- [GIVEN REQUEST]
In the entries below, how many lines hold the string "林茶等林下种植"? Give only the number.

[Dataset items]
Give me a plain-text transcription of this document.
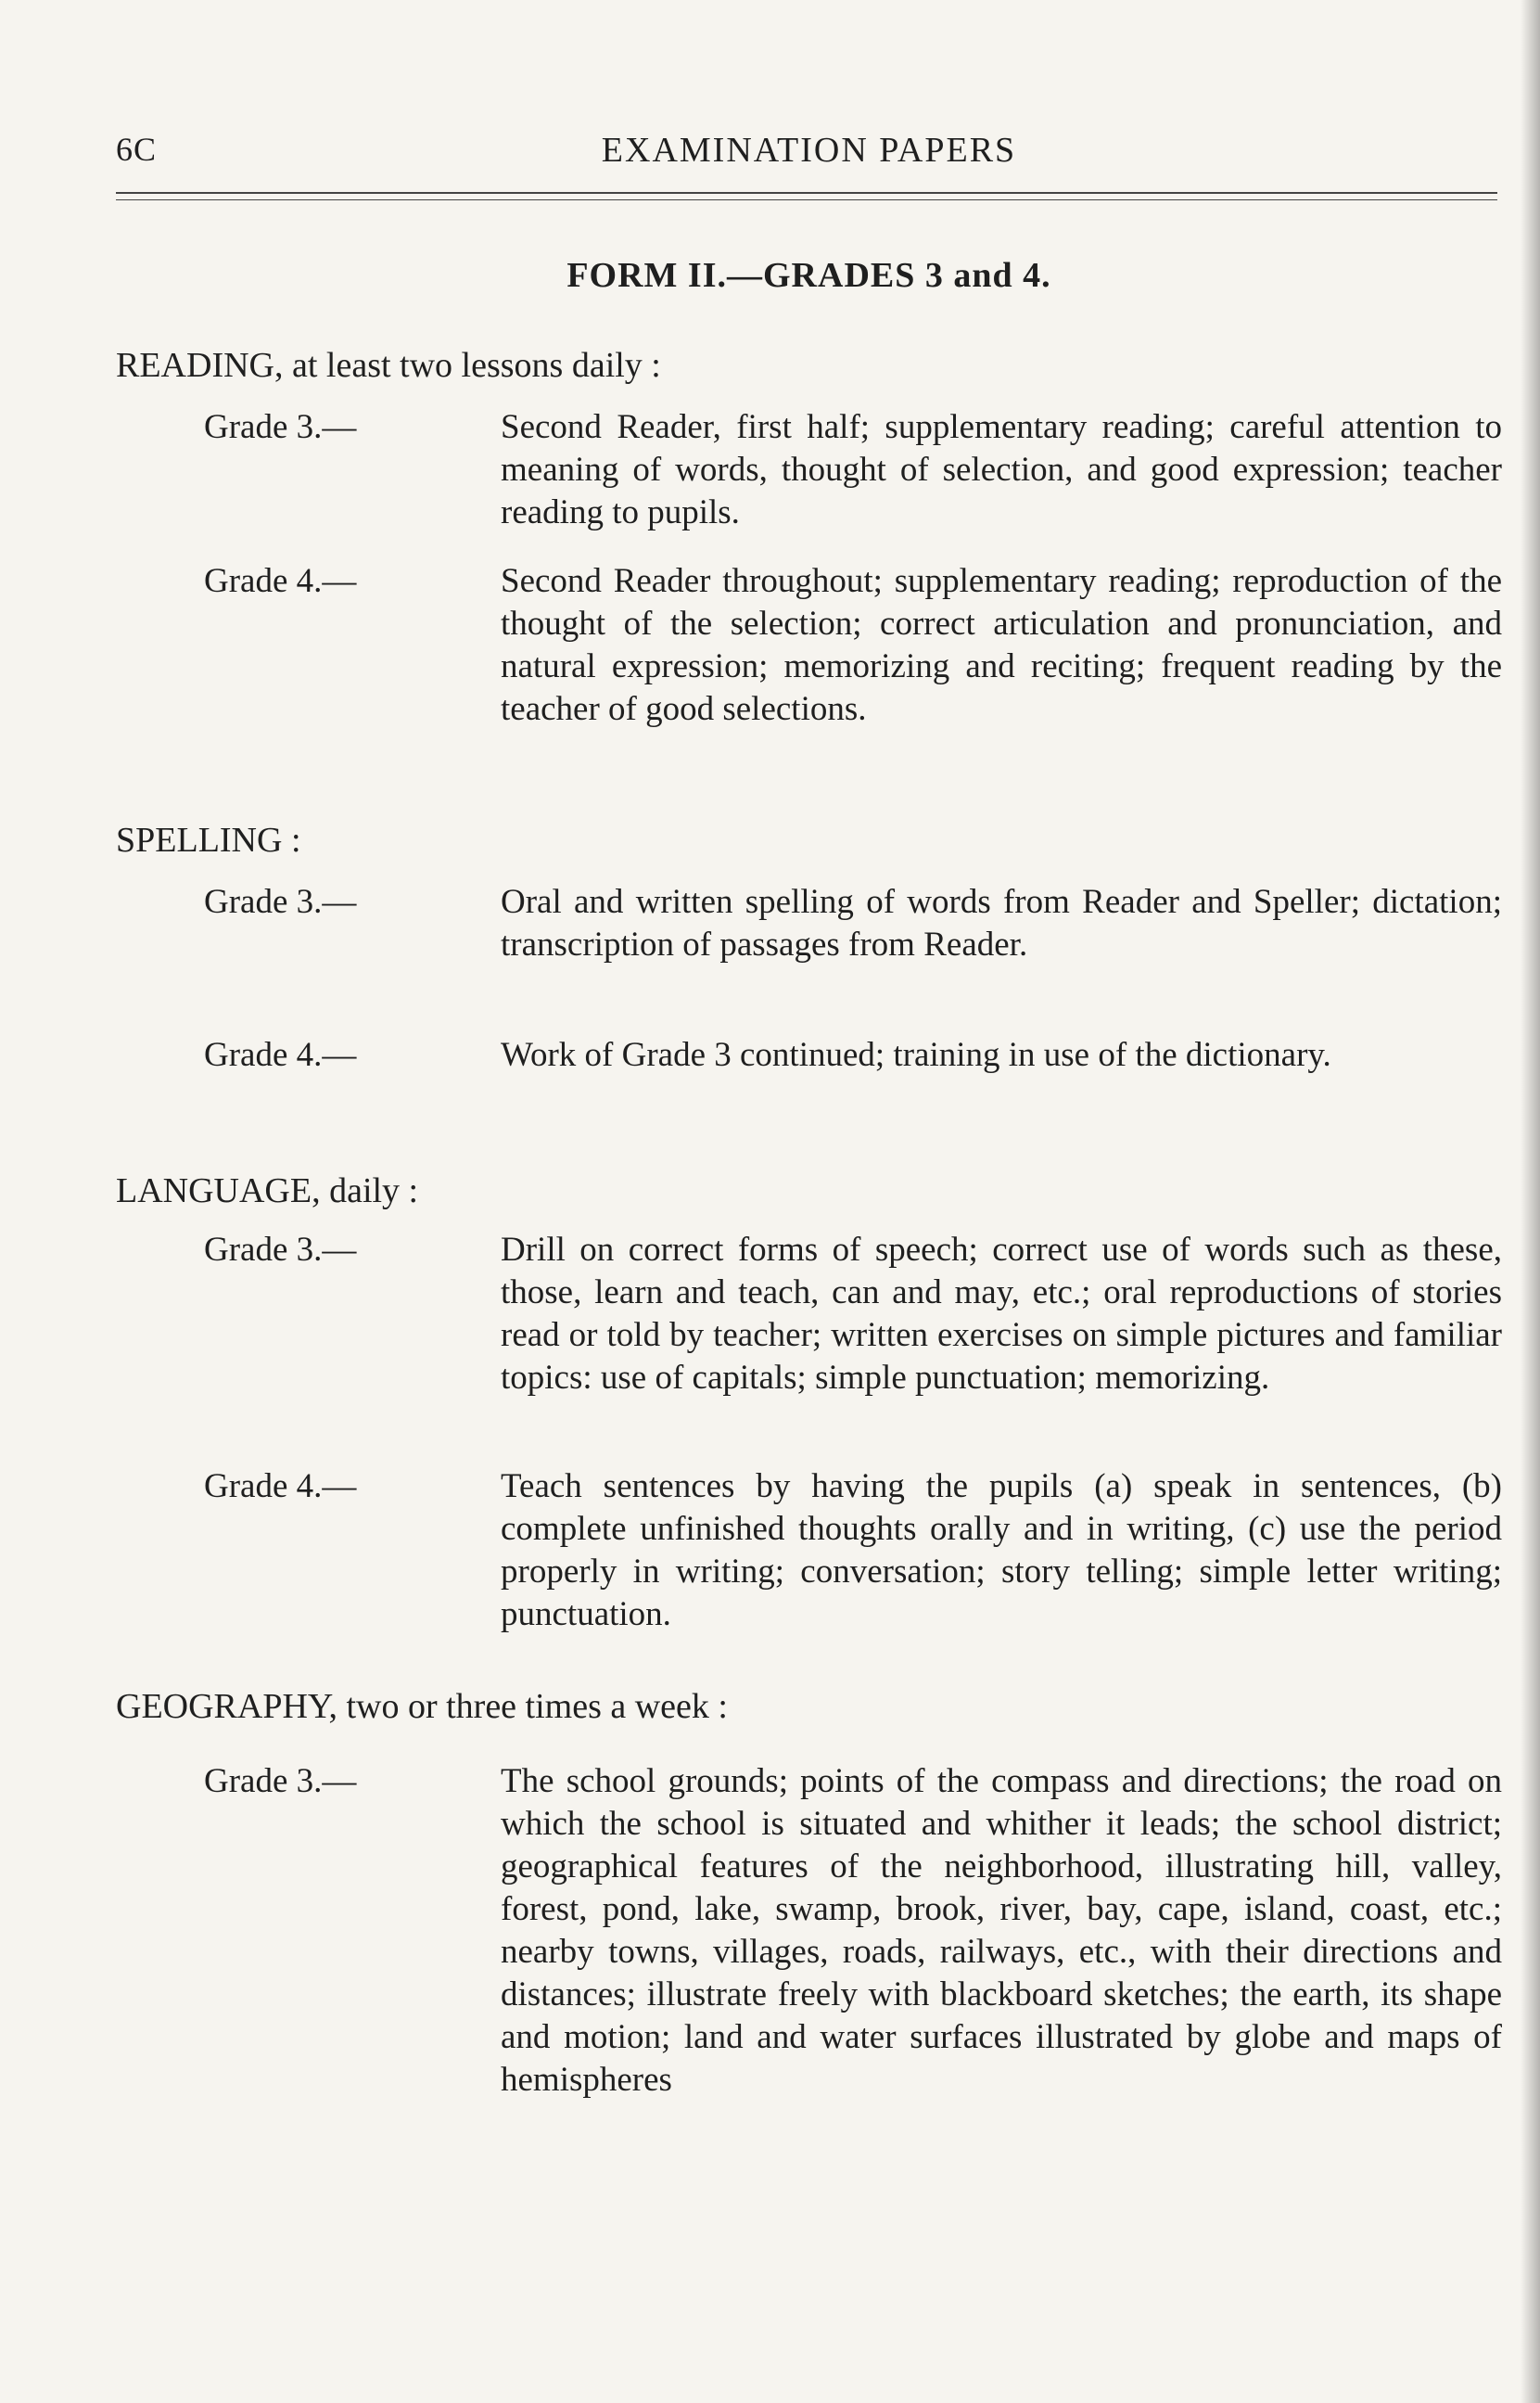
6C	EXAMINATION PAPERS
FORM II.—GRADES 3 and 4.
READING, at least two lessons daily :
Grade 3.—	Second Reader, first half; supplementary reading; careful attention to meaning of words, thought of selection, and good expression; teacher reading to pupils.
Grade 4.—	Second Reader throughout; supplementary reading; reproduction of the thought of the selection; correct articulation and pronunciation, and natural expression; memorizing and reciting; frequent reading by the teacher of good selections.
SPELLING :
Grade 3.—	Oral and written spelling of words from Reader and Speller; dictation; transcription of passages from Reader.
Grade 4.—	Work of Grade 3 continued; training in use of the dictionary.
LANGUAGE, daily :
Grade 3.—	Drill on correct forms of speech; correct use of words such as these, those, learn and teach, can and may, etc.; oral reproductions of stories read or told by teacher; written exercises on simple pictures and familiar topics: use of capitals; simple punctuation; memorizing.
Grade 4.—	Teach sentences by having the pupils (a) speak in sentences, (b) complete unfinished thoughts orally and in writing, (c) use the period properly in writing; conversation; story telling; simple letter writing; punctuation.
GEOGRAPHY, two or three times a week :
Grade 3.—	The school grounds; points of the compass and directions; the road on which the school is situated and whither it leads; the school district; geographical features of the neighborhood, illustrating hill, valley, forest, pond, lake, swamp, brook, river, bay, cape, island, coast, etc.; nearby towns, villages, roads, railways, etc., with their directions and distances; illustrate freely with blackboard sketches; the earth, its shape and motion; land and water surfaces illustrated by globe and maps of hemispheres
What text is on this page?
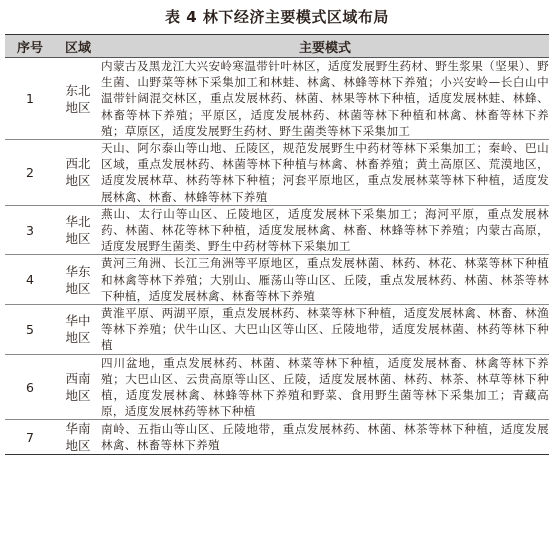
表 4 林下经济主要模式区域布局
序号	区域	主要模式
1	东北地区	内蒙古及黑龙江大兴安岭寒温带针叶林区，适度发展野生药材、野生浆果（坚果）、野生菌、山野菜等林下采集加工和林蛙、林禽、林蜂等林下养殖；小兴安岭—长白山中温带针阔混交林区，重点发展林药、林菌、林果等林下种植，适度发展林蛙、林蜂、林畜等林下养殖；平原区，适度发展林药、林菌等林下种植和林禽、林畜等林下养殖；草原区，适度发展野生药材、野生菌类等林下采集加工
2	西北地区	天山、阿尔泰山等山地、丘陵区，规范发展野生中药材等林下采集加工；秦岭、巴山区域，重点发展林药、林菌等林下种植与林禽、林畜养殖；黄土高原区、荒漠地区，适度发展林草、林药等林下种植；河套平原地区，重点发展林菜等林下种植，适度发展林禽、林畜、林蜂等林下养殖
3	华北地区	燕山、太行山等山区、丘陵地区，适度发展林下采集加工；海河平原，重点发展林药、林菌、林花等林下种植，适度发展林禽、林畜、林蜂等林下养殖；内蒙古高原，适度发展野生菌类、野生中药材等林下采集加工
4	华东地区	黄河三角洲、长江三角洲等平原地区，重点发展林菌、林药、林花、林菜等林下种植和林禽等林下养殖；大别山、雁荡山等山区、丘陵，重点发展林药、林菌、林茶等林下种植，适度发展林禽、林畜等林下养殖
5	华中地区	黄淮平原、两湖平原，重点发展林药、林菜等林下种植，适度发展林禽、林畜、林渔等林下养殖；伏牛山区、大巴山区等山区、丘陵地带，适度发展林菌、林药等林下种植
6	西南地区	四川盆地，重点发展林药、林菌、林菜等林下种植，适度发展林畜、林禽等林下养殖；大巴山区、云贵高原等山区、丘陵，适度发展林菌、林药、林茶、林草等林下种植，适度发展林禽、林蜂等林下养殖和野菜、食用野生菌等林下采集加工；青藏高原，适度发展林药等林下种植
7	华南地区	南岭、五指山等山区、丘陵地带，重点发展林药、林菌、林茶等林下种植，适度发展林禽、林畜等林下养殖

- [SOLUTION TO THE EXERCISE]
2